[Dataset items]
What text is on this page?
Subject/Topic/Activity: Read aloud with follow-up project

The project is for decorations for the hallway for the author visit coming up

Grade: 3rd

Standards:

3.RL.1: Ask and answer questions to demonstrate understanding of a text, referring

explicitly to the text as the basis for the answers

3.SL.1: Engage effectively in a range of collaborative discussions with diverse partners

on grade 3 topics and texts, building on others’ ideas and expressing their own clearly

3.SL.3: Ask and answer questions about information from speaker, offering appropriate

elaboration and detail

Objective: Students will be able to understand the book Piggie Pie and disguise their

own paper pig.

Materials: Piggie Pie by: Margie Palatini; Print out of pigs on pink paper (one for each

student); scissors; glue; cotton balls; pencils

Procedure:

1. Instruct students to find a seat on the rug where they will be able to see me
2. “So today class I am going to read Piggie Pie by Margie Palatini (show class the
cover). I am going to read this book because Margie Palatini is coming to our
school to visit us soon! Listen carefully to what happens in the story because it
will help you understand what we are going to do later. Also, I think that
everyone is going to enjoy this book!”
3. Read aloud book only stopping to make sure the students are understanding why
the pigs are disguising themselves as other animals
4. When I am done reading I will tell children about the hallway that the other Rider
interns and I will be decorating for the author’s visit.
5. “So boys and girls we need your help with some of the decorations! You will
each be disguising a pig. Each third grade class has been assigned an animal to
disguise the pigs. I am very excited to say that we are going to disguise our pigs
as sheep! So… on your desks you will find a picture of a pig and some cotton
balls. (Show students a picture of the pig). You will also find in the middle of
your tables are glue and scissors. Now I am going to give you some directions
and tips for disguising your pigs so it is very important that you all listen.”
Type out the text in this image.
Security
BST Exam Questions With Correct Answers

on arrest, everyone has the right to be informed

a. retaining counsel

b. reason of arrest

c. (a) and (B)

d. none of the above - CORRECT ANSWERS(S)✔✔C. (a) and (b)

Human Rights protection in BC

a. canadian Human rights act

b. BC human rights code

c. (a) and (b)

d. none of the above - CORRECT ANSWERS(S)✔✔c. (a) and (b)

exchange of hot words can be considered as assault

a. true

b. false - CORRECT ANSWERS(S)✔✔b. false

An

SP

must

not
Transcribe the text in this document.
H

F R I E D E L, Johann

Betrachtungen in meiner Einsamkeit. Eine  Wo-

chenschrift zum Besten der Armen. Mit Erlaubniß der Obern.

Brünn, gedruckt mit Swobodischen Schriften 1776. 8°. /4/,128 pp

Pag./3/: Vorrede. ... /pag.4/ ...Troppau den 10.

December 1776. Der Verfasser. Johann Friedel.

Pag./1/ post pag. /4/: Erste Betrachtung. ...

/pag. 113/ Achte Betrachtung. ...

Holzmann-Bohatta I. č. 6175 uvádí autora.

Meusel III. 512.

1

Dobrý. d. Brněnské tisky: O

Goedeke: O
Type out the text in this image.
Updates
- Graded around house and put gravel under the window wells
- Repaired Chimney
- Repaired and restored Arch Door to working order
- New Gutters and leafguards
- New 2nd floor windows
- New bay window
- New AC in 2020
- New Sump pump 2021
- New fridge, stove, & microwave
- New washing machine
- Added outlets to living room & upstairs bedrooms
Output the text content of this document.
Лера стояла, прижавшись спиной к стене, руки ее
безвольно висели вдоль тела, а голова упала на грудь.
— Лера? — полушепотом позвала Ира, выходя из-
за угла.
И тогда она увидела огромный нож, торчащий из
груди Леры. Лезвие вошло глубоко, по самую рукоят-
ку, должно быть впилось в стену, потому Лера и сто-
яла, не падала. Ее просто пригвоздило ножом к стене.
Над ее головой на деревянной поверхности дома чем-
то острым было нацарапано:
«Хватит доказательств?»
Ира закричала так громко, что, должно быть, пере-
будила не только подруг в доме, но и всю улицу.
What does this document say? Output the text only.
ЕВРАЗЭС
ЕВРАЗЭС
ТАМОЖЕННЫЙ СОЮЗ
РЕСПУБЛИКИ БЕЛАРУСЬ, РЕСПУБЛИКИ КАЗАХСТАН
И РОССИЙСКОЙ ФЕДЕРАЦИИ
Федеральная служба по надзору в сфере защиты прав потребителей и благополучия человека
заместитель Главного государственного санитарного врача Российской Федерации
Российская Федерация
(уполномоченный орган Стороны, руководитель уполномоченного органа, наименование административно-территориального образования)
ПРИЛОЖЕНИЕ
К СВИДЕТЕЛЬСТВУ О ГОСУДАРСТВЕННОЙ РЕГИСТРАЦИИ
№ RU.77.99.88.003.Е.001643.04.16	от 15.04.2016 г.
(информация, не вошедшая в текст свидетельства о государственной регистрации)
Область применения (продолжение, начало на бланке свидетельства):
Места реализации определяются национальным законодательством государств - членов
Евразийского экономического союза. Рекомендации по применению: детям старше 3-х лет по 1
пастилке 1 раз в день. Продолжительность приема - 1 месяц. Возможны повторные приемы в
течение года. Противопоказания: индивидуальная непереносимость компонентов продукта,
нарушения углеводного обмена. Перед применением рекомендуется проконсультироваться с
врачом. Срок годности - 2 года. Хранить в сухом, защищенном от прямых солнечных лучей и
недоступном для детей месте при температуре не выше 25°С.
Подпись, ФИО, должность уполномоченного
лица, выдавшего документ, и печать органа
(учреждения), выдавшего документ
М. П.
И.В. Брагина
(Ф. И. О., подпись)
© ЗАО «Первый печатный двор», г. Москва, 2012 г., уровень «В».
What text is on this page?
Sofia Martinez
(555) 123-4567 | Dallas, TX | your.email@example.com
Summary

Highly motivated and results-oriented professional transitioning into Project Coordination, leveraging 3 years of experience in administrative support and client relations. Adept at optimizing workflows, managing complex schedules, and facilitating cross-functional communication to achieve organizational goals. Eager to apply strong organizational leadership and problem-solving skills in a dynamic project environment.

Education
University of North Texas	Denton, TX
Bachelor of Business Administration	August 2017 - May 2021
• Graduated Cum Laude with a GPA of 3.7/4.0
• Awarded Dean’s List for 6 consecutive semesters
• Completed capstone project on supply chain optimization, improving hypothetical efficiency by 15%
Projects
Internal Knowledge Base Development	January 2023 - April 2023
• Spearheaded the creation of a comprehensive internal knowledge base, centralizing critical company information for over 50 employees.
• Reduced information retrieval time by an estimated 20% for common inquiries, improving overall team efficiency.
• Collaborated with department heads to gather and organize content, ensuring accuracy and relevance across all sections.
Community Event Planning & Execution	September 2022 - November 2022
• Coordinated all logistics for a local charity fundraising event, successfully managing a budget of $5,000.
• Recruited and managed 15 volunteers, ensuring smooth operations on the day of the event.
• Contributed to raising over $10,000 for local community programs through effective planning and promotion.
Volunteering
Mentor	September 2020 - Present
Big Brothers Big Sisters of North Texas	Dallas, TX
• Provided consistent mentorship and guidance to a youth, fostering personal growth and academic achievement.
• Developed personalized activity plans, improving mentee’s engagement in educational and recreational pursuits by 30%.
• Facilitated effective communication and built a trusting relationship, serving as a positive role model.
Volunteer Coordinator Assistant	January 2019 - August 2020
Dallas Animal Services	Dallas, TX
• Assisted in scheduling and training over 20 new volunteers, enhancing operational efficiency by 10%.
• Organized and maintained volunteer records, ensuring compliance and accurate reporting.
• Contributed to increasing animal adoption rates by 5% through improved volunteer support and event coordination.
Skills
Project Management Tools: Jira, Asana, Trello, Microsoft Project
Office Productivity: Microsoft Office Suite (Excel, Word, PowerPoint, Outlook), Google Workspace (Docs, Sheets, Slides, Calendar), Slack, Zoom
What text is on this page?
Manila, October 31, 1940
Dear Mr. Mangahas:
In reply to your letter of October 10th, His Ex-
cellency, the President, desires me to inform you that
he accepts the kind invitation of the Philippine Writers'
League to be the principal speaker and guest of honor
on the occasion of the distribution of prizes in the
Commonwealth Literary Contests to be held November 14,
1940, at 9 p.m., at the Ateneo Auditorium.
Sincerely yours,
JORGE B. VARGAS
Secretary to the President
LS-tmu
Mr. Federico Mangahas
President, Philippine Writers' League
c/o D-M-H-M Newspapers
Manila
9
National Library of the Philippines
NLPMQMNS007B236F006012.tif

Task details - Above are some records. Count the lines among them with the word "support", and answer with the number only.

Solution below - 2